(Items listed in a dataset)
## BEGIN

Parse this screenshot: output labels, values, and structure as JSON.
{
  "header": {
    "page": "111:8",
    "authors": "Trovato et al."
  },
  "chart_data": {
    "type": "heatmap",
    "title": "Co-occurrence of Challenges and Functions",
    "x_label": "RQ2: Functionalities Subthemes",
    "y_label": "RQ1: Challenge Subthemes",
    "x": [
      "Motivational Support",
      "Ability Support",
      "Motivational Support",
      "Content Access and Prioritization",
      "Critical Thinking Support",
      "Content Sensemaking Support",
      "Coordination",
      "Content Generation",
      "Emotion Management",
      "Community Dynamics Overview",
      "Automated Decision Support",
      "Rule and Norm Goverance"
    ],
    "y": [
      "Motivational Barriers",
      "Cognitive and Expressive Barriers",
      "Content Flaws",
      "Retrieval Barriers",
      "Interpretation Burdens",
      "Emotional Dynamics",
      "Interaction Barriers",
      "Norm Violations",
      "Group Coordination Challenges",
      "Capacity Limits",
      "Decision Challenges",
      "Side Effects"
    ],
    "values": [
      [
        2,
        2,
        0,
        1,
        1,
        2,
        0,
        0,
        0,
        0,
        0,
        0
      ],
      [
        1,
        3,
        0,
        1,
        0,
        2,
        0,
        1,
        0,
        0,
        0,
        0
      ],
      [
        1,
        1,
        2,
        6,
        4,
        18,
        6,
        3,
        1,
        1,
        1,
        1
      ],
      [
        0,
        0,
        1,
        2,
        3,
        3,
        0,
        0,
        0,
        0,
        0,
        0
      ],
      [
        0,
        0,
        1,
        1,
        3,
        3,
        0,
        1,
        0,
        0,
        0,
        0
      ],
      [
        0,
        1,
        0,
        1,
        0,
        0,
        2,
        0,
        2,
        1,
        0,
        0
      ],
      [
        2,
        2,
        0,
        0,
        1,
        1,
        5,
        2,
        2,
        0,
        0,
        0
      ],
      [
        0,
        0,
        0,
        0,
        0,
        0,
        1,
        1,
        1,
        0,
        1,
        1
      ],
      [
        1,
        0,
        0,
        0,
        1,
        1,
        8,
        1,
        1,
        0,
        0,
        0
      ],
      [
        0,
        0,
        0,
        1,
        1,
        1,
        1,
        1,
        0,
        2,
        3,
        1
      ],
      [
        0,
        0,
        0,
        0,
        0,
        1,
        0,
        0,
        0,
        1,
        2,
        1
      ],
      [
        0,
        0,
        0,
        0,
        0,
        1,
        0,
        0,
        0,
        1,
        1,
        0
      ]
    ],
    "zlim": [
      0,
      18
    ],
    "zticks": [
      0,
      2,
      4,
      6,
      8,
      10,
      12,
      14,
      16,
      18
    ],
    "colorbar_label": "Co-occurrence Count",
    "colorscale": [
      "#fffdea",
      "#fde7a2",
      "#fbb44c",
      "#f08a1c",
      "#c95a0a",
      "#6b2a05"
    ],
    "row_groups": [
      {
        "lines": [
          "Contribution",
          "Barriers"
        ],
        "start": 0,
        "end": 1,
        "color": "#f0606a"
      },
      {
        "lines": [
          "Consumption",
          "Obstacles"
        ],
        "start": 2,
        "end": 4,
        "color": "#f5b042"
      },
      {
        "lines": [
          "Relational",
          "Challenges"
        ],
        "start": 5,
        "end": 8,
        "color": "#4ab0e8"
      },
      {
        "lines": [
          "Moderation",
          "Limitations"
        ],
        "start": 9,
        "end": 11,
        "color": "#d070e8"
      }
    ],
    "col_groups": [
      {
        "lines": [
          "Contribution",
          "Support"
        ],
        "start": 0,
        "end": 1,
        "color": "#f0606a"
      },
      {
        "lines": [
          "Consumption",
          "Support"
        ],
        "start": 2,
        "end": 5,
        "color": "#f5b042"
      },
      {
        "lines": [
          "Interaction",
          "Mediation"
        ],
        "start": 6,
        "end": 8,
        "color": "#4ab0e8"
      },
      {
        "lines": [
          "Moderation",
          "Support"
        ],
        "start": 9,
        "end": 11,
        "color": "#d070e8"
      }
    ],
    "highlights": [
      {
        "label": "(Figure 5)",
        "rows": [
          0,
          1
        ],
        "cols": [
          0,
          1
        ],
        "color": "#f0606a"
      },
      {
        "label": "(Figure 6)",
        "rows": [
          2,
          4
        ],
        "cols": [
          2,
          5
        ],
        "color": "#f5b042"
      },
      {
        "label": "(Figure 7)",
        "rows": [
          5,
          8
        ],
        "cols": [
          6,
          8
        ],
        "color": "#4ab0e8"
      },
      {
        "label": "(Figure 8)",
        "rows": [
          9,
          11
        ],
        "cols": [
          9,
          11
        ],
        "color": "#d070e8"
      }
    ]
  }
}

## END

_What needs to be done_
From the data, collect all lines where the string "Barriers" appears.

_Problem solution_
      "Motivational Barriers",
      "Cognitive and Expressive Barriers",
      "Retrieval Barriers",
      "Interaction Barriers",
          "Barriers"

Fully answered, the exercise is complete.